WORK TO BE COMPLETED - Skip any picture you find and retype all the remaining lines exactly.

INPUT FOR THIS TASK -
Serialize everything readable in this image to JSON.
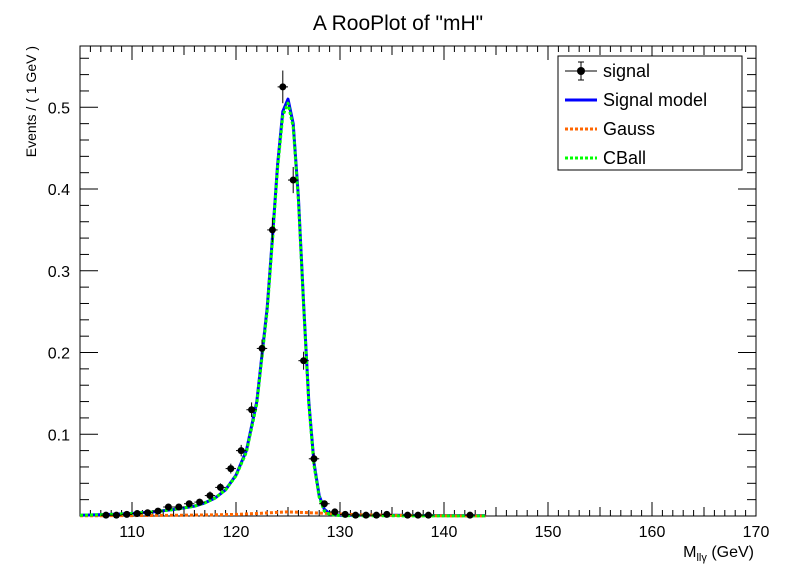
{
  "chart_data": {
    "type": "line",
    "title": "A RooPlot of \"mH\"",
    "xlabel": "M",
    "xlabel_sub": "llγ",
    "xlabel_unit": "(GeV)",
    "ylabel": "Events / ( 1 GeV )",
    "xlim": [
      105,
      170
    ],
    "ylim": [
      0,
      0.575
    ],
    "x_ticks": [
      110,
      120,
      130,
      140,
      150,
      160,
      170
    ],
    "y_ticks": [
      0.1,
      0.2,
      0.3,
      0.4,
      0.5
    ],
    "grid": false,
    "legend_position": "top-right",
    "legend": [
      {
        "label": "signal",
        "style": "markers",
        "color": "#000000"
      },
      {
        "label": "Signal model",
        "style": "solid",
        "color": "#0000ff"
      },
      {
        "label": "Gauss",
        "style": "dotted",
        "color": "#ff6600"
      },
      {
        "label": "CBall",
        "style": "dotted",
        "color": "#00ff00"
      }
    ],
    "series": [
      {
        "name": "signal",
        "kind": "points_with_errors",
        "color": "#000000",
        "x": [
          107.5,
          108.5,
          109.5,
          110.5,
          111.5,
          112.5,
          113.5,
          114.5,
          115.5,
          116.5,
          117.5,
          118.5,
          119.5,
          120.5,
          121.5,
          122.5,
          123.5,
          124.5,
          125.5,
          126.5,
          127.5,
          128.5,
          129.5,
          130.5,
          131.5,
          132.5,
          133.5,
          134.5,
          136.5,
          137.5,
          138.5,
          142.5
        ],
        "y": [
          0.001,
          0.001,
          0.002,
          0.003,
          0.004,
          0.006,
          0.011,
          0.011,
          0.015,
          0.017,
          0.025,
          0.035,
          0.058,
          0.08,
          0.13,
          0.205,
          0.35,
          0.525,
          0.411,
          0.19,
          0.07,
          0.015,
          0.005,
          0.002,
          0.001,
          0.001,
          0.001,
          0.002,
          0.001,
          0.001,
          0.001,
          0.001
        ],
        "yerr": [
          0.002,
          0.002,
          0.002,
          0.002,
          0.002,
          0.003,
          0.003,
          0.003,
          0.004,
          0.004,
          0.005,
          0.005,
          0.006,
          0.007,
          0.009,
          0.011,
          0.015,
          0.02,
          0.016,
          0.011,
          0.007,
          0.003,
          0.002,
          0.002,
          0.002,
          0.002,
          0.002,
          0.002,
          0.002,
          0.002,
          0.002,
          0.002
        ]
      },
      {
        "name": "Signal model",
        "kind": "curve",
        "color": "#0000ff",
        "x": [
          105,
          108,
          110,
          112,
          114,
          116,
          117,
          118,
          119,
          120,
          121,
          122,
          123,
          123.5,
          124,
          124.5,
          125,
          125.5,
          126,
          126.5,
          127,
          127.5,
          128,
          128.5,
          129,
          130,
          132,
          135,
          140,
          144
        ],
        "y": [
          0.001,
          0.002,
          0.003,
          0.005,
          0.008,
          0.012,
          0.016,
          0.022,
          0.032,
          0.05,
          0.08,
          0.14,
          0.255,
          0.34,
          0.43,
          0.495,
          0.51,
          0.48,
          0.39,
          0.26,
          0.14,
          0.065,
          0.025,
          0.008,
          0.003,
          0.001,
          0.001,
          0.001,
          0.0005,
          0.0005
        ]
      },
      {
        "name": "Gauss",
        "kind": "curve",
        "color": "#ff6600",
        "x": [
          105,
          110,
          115,
          118,
          120,
          122,
          124,
          125,
          126,
          128,
          130,
          132,
          135,
          140,
          144
        ],
        "y": [
          0.0002,
          0.0005,
          0.001,
          0.0015,
          0.002,
          0.003,
          0.0045,
          0.005,
          0.0045,
          0.0035,
          0.0025,
          0.0015,
          0.0008,
          0.0003,
          0.0001
        ]
      },
      {
        "name": "CBall",
        "kind": "curve",
        "color": "#00ff00",
        "x": [
          105,
          108,
          110,
          112,
          114,
          116,
          117,
          118,
          119,
          120,
          121,
          122,
          123,
          123.5,
          124,
          124.5,
          125,
          125.5,
          126,
          126.5,
          127,
          127.5,
          128,
          128.5,
          129,
          130,
          132,
          135,
          140,
          144
        ],
        "y": [
          0.001,
          0.002,
          0.003,
          0.005,
          0.008,
          0.012,
          0.016,
          0.022,
          0.032,
          0.049,
          0.078,
          0.137,
          0.251,
          0.336,
          0.426,
          0.49,
          0.505,
          0.476,
          0.386,
          0.257,
          0.137,
          0.062,
          0.023,
          0.006,
          0.002,
          0.0005,
          0.0003,
          0.0002,
          0.0001,
          0.0001
        ]
      }
    ]
  }
}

ANSWER TO THE PROBLEM -
Serialize everything readable in this image to JSON.
{
  "chart_data": {
    "type": "line",
    "title": "A RooPlot of \"mH\"",
    "xlabel": "M",
    "xlabel_sub": "llγ",
    "xlabel_unit": "(GeV)",
    "ylabel": "Events / ( 1 GeV )",
    "xlim": [
      105,
      170
    ],
    "ylim": [
      0,
      0.575
    ],
    "x_ticks": [
      110,
      120,
      130,
      140,
      150,
      160,
      170
    ],
    "y_ticks": [
      0.1,
      0.2,
      0.3,
      0.4,
      0.5
    ],
    "grid": false,
    "legend_position": "top-right",
    "legend": [
      {
        "label": "signal",
        "style": "markers",
        "color": "#000000"
      },
      {
        "label": "Signal model",
        "style": "solid",
        "color": "#0000ff"
      },
      {
        "label": "Gauss",
        "style": "dotted",
        "color": "#ff6600"
      },
      {
        "label": "CBall",
        "style": "dotted",
        "color": "#00ff00"
      }
    ],
    "series": [
      {
        "name": "signal",
        "kind": "points_with_errors",
        "color": "#000000",
        "x": [
          107.5,
          108.5,
          109.5,
          110.5,
          111.5,
          112.5,
          113.5,
          114.5,
          115.5,
          116.5,
          117.5,
          118.5,
          119.5,
          120.5,
          121.5,
          122.5,
          123.5,
          124.5,
          125.5,
          126.5,
          127.5,
          128.5,
          129.5,
          130.5,
          131.5,
          132.5,
          133.5,
          134.5,
          136.5,
          137.5,
          138.5,
          142.5
        ],
        "y": [
          0.001,
          0.001,
          0.002,
          0.003,
          0.004,
          0.006,
          0.011,
          0.011,
          0.015,
          0.017,
          0.025,
          0.035,
          0.058,
          0.08,
          0.13,
          0.205,
          0.35,
          0.525,
          0.411,
          0.19,
          0.07,
          0.015,
          0.005,
          0.002,
          0.001,
          0.001,
          0.001,
          0.002,
          0.001,
          0.001,
          0.001,
          0.001
        ],
        "yerr": [
          0.002,
          0.002,
          0.002,
          0.002,
          0.002,
          0.003,
          0.003,
          0.003,
          0.004,
          0.004,
          0.005,
          0.005,
          0.006,
          0.007,
          0.009,
          0.011,
          0.015,
          0.02,
          0.016,
          0.011,
          0.007,
          0.003,
          0.002,
          0.002,
          0.002,
          0.002,
          0.002,
          0.002,
          0.002,
          0.002,
          0.002,
          0.002
        ]
      },
      {
        "name": "Signal model",
        "kind": "curve",
        "color": "#0000ff",
        "x": [
          105,
          108,
          110,
          112,
          114,
          116,
          117,
          118,
          119,
          120,
          121,
          122,
          123,
          123.5,
          124,
          124.5,
          125,
          125.5,
          126,
          126.5,
          127,
          127.5,
          128,
          128.5,
          129,
          130,
          132,
          135,
          140,
          144
        ],
        "y": [
          0.001,
          0.002,
          0.003,
          0.005,
          0.008,
          0.012,
          0.016,
          0.022,
          0.032,
          0.05,
          0.08,
          0.14,
          0.255,
          0.34,
          0.43,
          0.495,
          0.51,
          0.48,
          0.39,
          0.26,
          0.14,
          0.065,
          0.025,
          0.008,
          0.003,
          0.001,
          0.001,
          0.001,
          0.0005,
          0.0005
        ]
      },
      {
        "name": "Gauss",
        "kind": "curve",
        "color": "#ff6600",
        "x": [
          105,
          110,
          115,
          118,
          120,
          122,
          124,
          125,
          126,
          128,
          130,
          132,
          135,
          140,
          144
        ],
        "y": [
          0.0002,
          0.0005,
          0.001,
          0.0015,
          0.002,
          0.003,
          0.0045,
          0.005,
          0.0045,
          0.0035,
          0.0025,
          0.0015,
          0.0008,
          0.0003,
          0.0001
        ]
      },
      {
        "name": "CBall",
        "kind": "curve",
        "color": "#00ff00",
        "x": [
          105,
          108,
          110,
          112,
          114,
          116,
          117,
          118,
          119,
          120,
          121,
          122,
          123,
          123.5,
          124,
          124.5,
          125,
          125.5,
          126,
          126.5,
          127,
          127.5,
          128,
          128.5,
          129,
          130,
          132,
          135,
          140,
          144
        ],
        "y": [
          0.001,
          0.002,
          0.003,
          0.005,
          0.008,
          0.012,
          0.016,
          0.022,
          0.032,
          0.049,
          0.078,
          0.137,
          0.251,
          0.336,
          0.426,
          0.49,
          0.505,
          0.476,
          0.386,
          0.257,
          0.137,
          0.062,
          0.023,
          0.006,
          0.002,
          0.0005,
          0.0003,
          0.0002,
          0.0001,
          0.0001
        ]
      }
    ]
  }
}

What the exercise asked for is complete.